▶ [Problem]:
Find the word "cells" in the data, then copy each line where it is found.

▶ [Data to use]:
########

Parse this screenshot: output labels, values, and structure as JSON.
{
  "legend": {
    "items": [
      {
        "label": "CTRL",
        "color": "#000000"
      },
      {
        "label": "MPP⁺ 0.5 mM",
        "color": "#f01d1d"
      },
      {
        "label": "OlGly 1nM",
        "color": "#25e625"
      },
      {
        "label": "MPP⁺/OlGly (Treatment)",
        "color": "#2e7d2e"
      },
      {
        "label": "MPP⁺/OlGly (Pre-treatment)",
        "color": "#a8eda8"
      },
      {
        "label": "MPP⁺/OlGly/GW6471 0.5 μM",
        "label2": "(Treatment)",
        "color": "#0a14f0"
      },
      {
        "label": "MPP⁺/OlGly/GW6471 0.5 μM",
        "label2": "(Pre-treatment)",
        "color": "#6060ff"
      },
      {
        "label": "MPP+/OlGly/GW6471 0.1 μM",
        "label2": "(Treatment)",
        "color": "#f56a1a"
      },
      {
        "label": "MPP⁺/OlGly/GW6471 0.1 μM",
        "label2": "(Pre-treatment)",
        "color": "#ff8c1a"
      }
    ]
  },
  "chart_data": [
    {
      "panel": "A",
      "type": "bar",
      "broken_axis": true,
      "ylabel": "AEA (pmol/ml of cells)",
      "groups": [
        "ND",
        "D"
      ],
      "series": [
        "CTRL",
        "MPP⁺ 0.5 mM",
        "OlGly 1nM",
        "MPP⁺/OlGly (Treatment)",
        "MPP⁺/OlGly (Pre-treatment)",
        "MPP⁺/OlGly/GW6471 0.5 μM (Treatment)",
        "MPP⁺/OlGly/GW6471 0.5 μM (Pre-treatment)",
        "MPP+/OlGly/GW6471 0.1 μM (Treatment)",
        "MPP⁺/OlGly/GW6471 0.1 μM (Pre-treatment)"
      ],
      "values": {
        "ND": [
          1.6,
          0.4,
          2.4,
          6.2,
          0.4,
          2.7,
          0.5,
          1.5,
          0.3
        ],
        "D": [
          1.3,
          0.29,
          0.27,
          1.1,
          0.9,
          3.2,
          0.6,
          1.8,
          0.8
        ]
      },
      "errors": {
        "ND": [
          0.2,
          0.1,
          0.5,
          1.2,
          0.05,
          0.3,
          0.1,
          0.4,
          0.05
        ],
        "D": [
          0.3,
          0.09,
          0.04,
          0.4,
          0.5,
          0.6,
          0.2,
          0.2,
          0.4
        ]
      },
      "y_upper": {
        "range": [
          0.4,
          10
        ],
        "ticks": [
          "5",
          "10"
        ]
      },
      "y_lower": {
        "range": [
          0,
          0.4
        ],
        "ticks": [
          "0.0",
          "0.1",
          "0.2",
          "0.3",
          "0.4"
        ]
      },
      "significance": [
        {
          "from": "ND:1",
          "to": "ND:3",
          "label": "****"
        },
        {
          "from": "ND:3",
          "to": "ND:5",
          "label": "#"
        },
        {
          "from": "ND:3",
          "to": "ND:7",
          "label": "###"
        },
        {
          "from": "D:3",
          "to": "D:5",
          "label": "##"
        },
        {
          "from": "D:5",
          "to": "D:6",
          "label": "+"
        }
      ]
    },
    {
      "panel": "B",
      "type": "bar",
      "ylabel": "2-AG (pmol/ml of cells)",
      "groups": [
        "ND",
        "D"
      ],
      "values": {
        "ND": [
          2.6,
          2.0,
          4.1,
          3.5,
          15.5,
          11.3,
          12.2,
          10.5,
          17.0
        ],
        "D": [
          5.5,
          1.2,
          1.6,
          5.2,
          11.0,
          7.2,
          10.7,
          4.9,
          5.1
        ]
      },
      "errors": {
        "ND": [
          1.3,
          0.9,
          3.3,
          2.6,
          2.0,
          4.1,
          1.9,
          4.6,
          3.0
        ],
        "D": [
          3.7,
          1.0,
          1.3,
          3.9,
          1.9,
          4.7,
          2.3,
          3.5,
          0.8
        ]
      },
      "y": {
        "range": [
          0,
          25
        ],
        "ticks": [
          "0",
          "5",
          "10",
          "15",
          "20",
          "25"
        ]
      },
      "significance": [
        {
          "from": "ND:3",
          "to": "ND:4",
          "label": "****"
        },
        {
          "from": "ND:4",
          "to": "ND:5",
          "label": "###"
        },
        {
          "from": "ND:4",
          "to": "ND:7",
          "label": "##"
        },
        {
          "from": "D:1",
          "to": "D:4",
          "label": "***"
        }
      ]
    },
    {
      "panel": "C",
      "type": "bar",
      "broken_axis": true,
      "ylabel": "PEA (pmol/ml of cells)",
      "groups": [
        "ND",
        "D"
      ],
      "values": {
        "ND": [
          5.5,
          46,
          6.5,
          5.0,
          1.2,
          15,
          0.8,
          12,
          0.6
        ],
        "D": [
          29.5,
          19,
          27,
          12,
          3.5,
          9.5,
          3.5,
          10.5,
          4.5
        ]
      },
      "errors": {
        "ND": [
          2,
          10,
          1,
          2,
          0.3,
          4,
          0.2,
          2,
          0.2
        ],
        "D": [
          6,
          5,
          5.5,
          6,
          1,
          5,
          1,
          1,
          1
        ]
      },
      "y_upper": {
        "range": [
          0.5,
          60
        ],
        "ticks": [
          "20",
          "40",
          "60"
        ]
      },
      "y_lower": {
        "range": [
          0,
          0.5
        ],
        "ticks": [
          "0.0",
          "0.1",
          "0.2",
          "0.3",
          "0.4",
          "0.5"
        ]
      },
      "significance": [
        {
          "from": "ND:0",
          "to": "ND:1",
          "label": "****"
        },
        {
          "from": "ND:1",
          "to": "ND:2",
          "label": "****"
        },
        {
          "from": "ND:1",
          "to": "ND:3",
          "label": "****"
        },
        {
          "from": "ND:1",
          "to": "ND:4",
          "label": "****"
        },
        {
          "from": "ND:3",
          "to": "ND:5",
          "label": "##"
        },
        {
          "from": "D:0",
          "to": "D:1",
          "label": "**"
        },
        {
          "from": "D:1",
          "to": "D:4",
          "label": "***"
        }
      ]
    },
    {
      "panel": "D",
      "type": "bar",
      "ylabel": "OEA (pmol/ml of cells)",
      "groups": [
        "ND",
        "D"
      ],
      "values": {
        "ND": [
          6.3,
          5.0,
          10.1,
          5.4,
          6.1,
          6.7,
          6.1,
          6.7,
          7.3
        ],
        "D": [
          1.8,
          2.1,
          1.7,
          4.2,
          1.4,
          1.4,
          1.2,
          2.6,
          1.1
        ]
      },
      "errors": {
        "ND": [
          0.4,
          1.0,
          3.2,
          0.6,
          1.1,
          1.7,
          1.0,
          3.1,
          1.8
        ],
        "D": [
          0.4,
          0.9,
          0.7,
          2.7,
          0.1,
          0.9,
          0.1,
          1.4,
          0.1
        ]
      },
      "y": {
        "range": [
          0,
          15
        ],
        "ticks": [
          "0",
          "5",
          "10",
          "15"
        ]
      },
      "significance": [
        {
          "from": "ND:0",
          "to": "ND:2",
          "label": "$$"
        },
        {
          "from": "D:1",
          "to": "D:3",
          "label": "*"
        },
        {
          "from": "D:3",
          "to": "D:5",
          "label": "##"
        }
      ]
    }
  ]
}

########

▶ [Answer for the task]:
      "ylabel": "AEA (pmol/ml of cells)",
      "ylabel": "2-AG (pmol/ml of cells)",
      "ylabel": "PEA (pmol/ml of cells)",
      "ylabel": "OEA (pmol/ml of cells)",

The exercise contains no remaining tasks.